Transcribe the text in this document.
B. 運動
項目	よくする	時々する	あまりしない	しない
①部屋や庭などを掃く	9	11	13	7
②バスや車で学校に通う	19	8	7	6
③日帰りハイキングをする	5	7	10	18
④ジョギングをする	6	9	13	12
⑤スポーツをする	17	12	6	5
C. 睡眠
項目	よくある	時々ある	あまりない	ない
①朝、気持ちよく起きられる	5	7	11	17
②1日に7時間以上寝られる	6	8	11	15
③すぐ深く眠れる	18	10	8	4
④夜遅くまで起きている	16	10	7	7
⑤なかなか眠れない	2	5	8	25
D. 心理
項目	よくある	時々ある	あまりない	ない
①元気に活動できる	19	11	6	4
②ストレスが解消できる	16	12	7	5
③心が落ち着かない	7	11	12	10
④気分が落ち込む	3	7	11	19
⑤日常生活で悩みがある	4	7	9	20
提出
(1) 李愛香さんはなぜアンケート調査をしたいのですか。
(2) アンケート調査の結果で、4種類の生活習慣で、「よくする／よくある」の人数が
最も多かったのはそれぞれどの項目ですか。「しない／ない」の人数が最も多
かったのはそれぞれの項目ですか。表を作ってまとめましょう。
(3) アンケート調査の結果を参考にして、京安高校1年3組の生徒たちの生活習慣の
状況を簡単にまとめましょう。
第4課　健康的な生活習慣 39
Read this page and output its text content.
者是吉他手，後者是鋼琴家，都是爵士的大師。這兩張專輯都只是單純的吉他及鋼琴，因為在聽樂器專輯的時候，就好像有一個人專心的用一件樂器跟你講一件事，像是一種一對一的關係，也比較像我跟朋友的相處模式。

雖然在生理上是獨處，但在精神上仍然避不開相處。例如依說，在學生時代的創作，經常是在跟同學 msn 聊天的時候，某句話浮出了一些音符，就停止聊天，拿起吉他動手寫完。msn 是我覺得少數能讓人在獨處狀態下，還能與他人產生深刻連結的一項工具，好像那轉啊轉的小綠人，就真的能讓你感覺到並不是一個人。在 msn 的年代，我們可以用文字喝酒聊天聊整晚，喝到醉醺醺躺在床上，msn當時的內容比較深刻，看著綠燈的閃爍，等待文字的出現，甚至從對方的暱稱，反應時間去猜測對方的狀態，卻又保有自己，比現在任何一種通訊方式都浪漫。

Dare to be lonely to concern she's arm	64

───

PROBLEM: Among the entries above, how many lines hold the word "text"? Reply with only that number.

THE RESPONSE: 2